[BEGIN TEXT BLOCK]

A graduated payment mortgage loan is a fixed-rate FHA loan that has payments that increase gradually. These are excellent for people who may need to get a better job to make homeownership affordable. GPMs will increase every year until they reach their maximum monthly payment.
Getting a home often means that you will need to have a loan to fund it. These are called mortgages, and when you first go shopping for a house, it can be overwhelming to see how many different types of mortgages lenders have been able to come up with.
Graduated payment mortgages are a mortgage type you may not have heard of that is increasing in popularity, and it’s easy to see why. This mortgage allows you to pay less in the early years and still save money in interest when compared to a regular fixed-rate mortgage. So, what is a graduated-payment mortgage?
A graduated payment mortgage is a specialty FHA loan that lets your monthly mortgage payments start low, but increase year after year. It’s a special solution for people who want to get a home but know they will be able to afford it later on.

[END TEXT BLOCK]

TASKS TO COMPLETE:
[1] The mortgage text says graduated payment mortgages are becoming more popular. What reason does it give for this?
[2] In the mortgage text, repeat the part that opens with the words containing "Getting a home" and closes with "it later on.".

[BEGIN RAW DATA]

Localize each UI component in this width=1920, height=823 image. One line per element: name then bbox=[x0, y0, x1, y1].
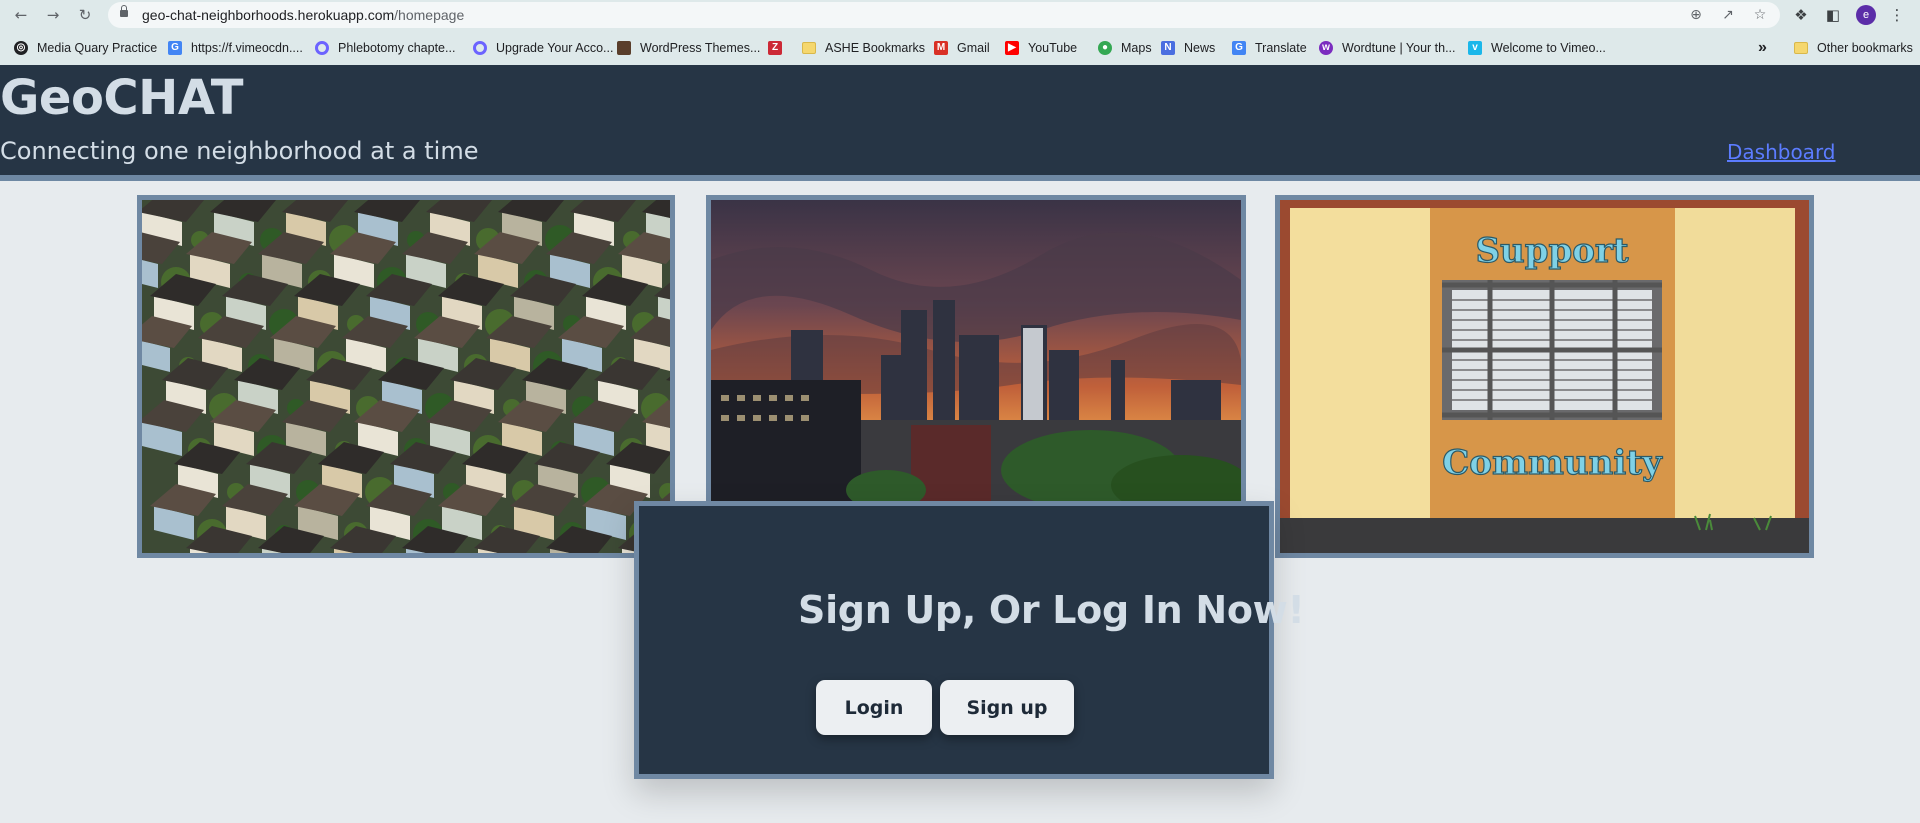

[END RAW DATA]

FULL SOLUTIONS:
[1] Their popularity is growing because they let borrowers pay less in the early years while still saving money on interest compared with a regular fixed-rate mortgage.

[2]
Getting a home often means that you will need to have a loan to fund it. These are called mortgages, and when you first go shopping for a house, it can be overwhelming to see how many different types of mortgages lenders have been able to come up with.
Graduated payment mortgages are a mortgage type you may not have heard of that is increasing in popularity, and it’s easy to see why. This mortgage allows you to pay less in the early years and still save money in interest when compared to a regular fixed-rate mortgage. So, what is a graduated-payment mortgage?
A graduated payment mortgage is a specialty FHA loan that lets your monthly mortgage payments start low, but increase year after year. It’s a special solution for people who want to get a home but know they will be able to afford it later on.